→ **DESCRIPTION OF THE TASK**: Nothing but the lines from the one with "Read out every word on this page." to the final line should be returned, each exactly as it appears.

(Collected data)
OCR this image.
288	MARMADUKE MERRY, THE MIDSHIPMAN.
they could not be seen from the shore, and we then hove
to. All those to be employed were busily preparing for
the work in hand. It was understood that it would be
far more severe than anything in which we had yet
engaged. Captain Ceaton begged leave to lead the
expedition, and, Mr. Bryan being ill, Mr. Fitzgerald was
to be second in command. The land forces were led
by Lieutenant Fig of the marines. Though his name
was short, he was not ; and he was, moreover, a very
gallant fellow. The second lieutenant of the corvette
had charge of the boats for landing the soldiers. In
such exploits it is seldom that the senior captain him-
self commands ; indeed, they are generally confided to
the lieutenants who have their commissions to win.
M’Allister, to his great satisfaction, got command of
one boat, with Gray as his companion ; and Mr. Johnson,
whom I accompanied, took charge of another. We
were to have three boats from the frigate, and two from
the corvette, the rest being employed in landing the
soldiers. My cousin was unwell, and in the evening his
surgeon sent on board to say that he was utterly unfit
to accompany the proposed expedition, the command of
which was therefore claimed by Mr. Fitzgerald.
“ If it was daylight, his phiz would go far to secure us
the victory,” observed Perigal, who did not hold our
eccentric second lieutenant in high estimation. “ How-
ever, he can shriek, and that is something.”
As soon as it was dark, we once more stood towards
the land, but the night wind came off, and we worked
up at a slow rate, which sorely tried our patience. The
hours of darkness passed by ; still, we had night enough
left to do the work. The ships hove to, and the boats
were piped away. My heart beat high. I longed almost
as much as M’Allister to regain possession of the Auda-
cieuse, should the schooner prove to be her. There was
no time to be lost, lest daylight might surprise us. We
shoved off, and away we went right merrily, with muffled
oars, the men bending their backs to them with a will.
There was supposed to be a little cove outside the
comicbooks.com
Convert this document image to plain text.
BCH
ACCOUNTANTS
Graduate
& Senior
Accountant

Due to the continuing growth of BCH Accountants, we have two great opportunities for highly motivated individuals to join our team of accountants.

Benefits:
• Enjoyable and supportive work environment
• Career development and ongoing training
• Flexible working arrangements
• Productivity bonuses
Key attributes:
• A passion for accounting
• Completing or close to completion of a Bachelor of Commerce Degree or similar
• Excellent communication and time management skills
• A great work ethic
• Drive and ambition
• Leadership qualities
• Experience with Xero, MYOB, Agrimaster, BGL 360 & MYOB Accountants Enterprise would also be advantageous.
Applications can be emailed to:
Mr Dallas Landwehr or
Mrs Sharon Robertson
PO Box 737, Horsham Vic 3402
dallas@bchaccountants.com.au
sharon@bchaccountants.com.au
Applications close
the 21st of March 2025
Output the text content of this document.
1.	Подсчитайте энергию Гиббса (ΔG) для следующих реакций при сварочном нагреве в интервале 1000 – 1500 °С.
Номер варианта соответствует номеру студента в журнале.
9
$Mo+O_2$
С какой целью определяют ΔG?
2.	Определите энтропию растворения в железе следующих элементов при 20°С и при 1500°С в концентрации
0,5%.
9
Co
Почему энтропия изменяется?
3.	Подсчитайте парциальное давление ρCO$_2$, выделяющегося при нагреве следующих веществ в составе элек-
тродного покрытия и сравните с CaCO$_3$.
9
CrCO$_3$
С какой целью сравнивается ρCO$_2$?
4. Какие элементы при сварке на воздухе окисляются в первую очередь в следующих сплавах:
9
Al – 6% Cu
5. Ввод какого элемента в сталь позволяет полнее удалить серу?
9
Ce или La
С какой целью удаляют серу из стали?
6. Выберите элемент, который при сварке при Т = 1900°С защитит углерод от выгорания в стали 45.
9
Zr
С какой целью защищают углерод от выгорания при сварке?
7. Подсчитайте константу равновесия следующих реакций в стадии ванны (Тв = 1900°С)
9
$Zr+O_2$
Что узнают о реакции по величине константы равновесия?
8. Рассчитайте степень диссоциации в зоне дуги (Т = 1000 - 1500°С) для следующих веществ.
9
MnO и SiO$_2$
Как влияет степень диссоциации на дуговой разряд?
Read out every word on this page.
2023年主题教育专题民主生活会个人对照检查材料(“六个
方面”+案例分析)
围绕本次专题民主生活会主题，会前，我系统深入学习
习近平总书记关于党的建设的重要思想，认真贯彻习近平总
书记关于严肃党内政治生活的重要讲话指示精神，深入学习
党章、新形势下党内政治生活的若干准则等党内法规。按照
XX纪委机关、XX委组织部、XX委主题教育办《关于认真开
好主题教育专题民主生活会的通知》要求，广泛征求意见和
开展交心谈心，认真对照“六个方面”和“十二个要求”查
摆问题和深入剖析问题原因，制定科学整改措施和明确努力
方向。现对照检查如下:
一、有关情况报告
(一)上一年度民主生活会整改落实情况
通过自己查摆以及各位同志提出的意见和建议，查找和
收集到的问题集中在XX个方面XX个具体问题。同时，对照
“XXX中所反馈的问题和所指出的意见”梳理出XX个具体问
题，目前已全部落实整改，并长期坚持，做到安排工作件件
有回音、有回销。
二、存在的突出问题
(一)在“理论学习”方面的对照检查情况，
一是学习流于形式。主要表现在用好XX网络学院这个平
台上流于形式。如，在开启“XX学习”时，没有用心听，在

→ **EXERCISE RESULT**:
Read out every word on this page.
2023年主题教育专题民主生活会个人对照检查材料(“六个
方面”+案例分析)
围绕本次专题民主生活会主题，会前，我系统深入学习
习近平总书记关于党的建设的重要思想，认真贯彻习近平总
书记关于严肃党内政治生活的重要讲话指示精神，深入学习
党章、新形势下党内政治生活的若干准则等党内法规。按照
XX纪委机关、XX委组织部、XX委主题教育办《关于认真开
好主题教育专题民主生活会的通知》要求，广泛征求意见和
开展交心谈心，认真对照“六个方面”和“十二个要求”查
摆问题和深入剖析问题原因，制定科学整改措施和明确努力
方向。现对照检查如下:
一、有关情况报告
(一)上一年度民主生活会整改落实情况
通过自己查摆以及各位同志提出的意见和建议，查找和
收集到的问题集中在XX个方面XX个具体问题。同时，对照
“XXX中所反馈的问题和所指出的意见”梳理出XX个具体问
题，目前已全部落实整改，并长期坚持，做到安排工作件件
有回音、有回销。
二、存在的突出问题
(一)在“理论学习”方面的对照检查情况，
一是学习流于形式。主要表现在用好XX网络学院这个平
台上流于形式。如，在开启“XX学习”时，没有用心听，在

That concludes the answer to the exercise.